Records from a data source:
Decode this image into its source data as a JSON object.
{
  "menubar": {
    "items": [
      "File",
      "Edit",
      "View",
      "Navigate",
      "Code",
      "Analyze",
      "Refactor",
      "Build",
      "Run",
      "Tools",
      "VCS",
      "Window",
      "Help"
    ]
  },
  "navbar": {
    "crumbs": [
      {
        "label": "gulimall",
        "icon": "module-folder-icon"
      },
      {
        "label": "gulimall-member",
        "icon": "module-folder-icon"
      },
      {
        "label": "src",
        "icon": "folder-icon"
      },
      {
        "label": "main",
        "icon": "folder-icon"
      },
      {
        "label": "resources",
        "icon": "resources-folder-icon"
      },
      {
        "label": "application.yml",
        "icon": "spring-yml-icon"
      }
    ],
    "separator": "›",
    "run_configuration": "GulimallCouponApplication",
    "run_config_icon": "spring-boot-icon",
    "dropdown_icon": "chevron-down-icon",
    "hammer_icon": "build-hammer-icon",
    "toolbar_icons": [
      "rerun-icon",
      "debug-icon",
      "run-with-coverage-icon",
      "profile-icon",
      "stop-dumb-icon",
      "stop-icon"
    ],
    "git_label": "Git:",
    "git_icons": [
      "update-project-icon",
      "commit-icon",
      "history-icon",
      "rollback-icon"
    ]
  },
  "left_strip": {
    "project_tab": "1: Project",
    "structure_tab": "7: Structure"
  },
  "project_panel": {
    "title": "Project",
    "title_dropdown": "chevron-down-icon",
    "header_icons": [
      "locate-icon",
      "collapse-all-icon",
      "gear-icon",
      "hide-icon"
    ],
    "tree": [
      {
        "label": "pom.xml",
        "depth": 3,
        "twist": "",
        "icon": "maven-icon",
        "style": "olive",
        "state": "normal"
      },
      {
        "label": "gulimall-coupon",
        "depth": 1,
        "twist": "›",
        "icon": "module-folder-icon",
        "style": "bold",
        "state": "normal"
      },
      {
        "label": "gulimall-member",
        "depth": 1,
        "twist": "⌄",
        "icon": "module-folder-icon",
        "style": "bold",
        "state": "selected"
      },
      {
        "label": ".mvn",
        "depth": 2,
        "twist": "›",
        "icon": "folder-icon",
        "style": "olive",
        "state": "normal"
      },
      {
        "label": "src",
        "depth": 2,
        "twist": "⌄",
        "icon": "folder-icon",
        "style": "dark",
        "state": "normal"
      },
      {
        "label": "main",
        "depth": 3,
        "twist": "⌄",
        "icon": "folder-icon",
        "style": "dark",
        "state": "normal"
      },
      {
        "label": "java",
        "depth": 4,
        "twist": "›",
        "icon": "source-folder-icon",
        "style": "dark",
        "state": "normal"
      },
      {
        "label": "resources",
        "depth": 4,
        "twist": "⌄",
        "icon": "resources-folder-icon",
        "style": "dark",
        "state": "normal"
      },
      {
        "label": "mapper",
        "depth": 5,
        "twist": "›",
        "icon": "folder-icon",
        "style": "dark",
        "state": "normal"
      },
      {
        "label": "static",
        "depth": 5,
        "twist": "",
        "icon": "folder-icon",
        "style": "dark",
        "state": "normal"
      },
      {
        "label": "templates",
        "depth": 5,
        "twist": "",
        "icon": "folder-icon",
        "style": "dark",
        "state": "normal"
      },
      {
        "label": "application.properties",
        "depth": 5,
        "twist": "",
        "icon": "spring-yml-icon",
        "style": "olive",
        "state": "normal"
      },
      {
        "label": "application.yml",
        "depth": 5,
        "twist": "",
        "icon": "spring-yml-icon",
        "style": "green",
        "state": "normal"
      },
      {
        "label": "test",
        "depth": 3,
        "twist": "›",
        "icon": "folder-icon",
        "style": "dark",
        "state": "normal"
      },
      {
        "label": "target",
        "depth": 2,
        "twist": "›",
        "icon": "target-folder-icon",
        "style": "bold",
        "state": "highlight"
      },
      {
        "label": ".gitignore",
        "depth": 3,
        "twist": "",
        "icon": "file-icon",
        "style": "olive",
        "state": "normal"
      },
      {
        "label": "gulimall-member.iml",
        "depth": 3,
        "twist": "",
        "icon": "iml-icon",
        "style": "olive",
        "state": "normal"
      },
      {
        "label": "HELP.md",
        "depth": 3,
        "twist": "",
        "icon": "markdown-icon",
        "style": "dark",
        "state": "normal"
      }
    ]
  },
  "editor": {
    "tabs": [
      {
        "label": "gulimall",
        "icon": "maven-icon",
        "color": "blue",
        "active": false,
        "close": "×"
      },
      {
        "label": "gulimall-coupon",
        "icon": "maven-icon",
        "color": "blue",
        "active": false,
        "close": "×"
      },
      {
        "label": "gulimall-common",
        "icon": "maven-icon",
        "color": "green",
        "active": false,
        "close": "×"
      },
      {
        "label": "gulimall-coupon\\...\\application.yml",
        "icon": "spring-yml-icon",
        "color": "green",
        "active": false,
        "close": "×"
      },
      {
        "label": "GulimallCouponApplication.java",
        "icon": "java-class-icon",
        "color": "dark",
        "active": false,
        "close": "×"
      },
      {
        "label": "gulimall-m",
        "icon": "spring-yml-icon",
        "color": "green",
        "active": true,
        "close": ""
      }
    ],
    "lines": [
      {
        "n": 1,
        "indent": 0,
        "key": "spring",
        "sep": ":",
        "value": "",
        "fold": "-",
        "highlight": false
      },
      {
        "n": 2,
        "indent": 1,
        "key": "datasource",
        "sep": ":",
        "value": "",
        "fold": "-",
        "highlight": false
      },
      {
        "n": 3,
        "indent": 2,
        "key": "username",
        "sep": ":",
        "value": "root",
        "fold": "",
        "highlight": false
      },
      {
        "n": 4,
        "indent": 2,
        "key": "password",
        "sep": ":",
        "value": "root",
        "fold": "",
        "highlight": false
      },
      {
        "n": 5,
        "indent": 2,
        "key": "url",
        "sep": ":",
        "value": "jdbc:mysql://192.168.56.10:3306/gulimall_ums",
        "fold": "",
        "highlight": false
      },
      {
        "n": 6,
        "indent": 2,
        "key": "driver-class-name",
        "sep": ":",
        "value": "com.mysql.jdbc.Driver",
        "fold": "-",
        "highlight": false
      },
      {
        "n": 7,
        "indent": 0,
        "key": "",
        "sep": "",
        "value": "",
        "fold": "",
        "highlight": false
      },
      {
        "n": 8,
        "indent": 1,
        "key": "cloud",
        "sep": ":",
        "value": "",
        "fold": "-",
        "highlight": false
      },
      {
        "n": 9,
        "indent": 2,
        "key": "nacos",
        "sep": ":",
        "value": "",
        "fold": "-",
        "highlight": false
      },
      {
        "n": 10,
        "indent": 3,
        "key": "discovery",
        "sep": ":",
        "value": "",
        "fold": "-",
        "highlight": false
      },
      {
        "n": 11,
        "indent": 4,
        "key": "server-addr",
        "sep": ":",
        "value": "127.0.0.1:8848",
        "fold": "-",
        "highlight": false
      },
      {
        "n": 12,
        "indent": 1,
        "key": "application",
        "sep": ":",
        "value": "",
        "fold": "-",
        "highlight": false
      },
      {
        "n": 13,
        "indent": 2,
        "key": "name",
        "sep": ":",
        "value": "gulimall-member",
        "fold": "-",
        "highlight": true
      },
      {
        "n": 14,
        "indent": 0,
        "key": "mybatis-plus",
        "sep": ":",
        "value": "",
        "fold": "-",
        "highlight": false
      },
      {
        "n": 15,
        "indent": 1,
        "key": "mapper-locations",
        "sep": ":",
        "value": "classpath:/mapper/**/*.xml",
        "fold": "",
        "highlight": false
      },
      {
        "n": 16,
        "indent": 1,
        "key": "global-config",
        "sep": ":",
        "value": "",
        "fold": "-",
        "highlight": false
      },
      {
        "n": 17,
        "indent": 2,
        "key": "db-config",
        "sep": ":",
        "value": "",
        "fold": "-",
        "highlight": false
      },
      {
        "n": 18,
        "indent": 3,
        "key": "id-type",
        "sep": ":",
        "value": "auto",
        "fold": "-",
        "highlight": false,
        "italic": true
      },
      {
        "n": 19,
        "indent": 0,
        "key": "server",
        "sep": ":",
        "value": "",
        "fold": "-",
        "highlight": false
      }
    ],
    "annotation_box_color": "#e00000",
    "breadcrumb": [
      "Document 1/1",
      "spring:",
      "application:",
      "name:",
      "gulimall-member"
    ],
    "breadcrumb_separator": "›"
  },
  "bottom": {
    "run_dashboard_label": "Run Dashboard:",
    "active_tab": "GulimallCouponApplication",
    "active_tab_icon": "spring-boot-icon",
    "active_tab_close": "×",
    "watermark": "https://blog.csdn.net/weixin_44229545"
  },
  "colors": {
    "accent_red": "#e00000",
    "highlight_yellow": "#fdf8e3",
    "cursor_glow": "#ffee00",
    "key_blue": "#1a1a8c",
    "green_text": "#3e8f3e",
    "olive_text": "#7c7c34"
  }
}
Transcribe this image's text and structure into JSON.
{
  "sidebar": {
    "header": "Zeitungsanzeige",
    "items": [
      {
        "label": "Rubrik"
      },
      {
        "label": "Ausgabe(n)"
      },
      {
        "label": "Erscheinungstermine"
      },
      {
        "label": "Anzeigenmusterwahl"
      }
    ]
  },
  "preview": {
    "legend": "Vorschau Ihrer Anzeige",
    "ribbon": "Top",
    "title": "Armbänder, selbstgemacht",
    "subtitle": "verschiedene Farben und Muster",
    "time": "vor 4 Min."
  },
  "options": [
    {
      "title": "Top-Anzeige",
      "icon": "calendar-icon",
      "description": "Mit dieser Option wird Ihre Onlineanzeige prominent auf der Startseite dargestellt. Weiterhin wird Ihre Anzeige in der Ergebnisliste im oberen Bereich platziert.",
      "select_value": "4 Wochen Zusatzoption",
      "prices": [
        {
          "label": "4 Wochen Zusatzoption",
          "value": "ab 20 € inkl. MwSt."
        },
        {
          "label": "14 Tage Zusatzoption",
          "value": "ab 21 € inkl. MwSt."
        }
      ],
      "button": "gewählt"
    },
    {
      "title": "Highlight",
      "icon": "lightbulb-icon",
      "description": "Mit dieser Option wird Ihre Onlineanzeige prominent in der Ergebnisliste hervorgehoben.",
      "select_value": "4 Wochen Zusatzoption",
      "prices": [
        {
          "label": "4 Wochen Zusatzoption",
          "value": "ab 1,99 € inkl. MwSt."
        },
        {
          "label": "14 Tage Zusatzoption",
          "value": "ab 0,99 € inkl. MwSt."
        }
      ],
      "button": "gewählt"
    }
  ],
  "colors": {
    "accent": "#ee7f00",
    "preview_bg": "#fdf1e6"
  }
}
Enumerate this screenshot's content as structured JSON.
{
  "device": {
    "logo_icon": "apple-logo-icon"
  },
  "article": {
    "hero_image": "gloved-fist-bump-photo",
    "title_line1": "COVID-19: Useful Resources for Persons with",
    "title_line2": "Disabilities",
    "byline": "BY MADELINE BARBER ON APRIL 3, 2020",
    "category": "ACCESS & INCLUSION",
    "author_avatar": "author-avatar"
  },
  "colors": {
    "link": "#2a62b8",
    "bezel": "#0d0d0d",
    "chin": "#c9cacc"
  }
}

▶ _What the exercise asks_:
Write down every line of the data above that includes the string "boot".

▶ _Written answer_:
    "run_config_icon": "spring-boot-icon",
    "active_tab_icon": "spring-boot-icon",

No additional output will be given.